*WHAT THE TASK ASKS:* Out of all the lines below, count those with the word "title". Give the number only.

*DATASET:*
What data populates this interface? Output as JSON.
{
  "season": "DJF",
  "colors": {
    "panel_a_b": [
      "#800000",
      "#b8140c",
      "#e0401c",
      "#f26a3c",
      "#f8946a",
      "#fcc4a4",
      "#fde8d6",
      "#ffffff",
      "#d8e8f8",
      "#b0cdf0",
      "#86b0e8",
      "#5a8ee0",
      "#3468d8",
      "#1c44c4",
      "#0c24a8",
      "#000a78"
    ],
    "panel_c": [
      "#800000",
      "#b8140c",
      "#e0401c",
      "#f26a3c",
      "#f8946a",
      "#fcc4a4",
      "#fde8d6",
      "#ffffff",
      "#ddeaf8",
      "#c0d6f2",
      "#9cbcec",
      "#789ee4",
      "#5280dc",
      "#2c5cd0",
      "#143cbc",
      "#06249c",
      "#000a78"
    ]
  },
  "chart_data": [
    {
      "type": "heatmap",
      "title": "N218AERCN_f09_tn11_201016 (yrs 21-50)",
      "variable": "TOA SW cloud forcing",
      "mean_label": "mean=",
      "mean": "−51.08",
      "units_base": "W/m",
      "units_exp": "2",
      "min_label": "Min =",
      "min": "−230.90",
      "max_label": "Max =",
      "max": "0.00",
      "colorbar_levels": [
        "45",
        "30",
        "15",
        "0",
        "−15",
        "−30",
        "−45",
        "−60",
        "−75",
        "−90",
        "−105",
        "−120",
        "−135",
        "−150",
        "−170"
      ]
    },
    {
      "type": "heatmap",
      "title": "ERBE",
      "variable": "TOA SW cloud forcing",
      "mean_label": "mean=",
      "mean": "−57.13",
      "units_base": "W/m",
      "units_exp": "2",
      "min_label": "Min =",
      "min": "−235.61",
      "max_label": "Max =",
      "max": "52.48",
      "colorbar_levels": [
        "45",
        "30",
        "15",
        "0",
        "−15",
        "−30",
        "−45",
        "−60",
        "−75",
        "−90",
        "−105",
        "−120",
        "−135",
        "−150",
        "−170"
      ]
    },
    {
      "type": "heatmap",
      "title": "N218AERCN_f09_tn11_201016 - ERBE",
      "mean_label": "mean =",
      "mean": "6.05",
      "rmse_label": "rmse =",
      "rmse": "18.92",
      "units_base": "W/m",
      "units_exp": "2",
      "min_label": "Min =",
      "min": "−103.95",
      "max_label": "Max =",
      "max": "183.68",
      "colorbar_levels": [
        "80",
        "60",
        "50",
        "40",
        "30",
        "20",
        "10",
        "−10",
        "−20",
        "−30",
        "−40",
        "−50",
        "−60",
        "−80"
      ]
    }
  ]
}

*EXPECTED ANSWER:* 3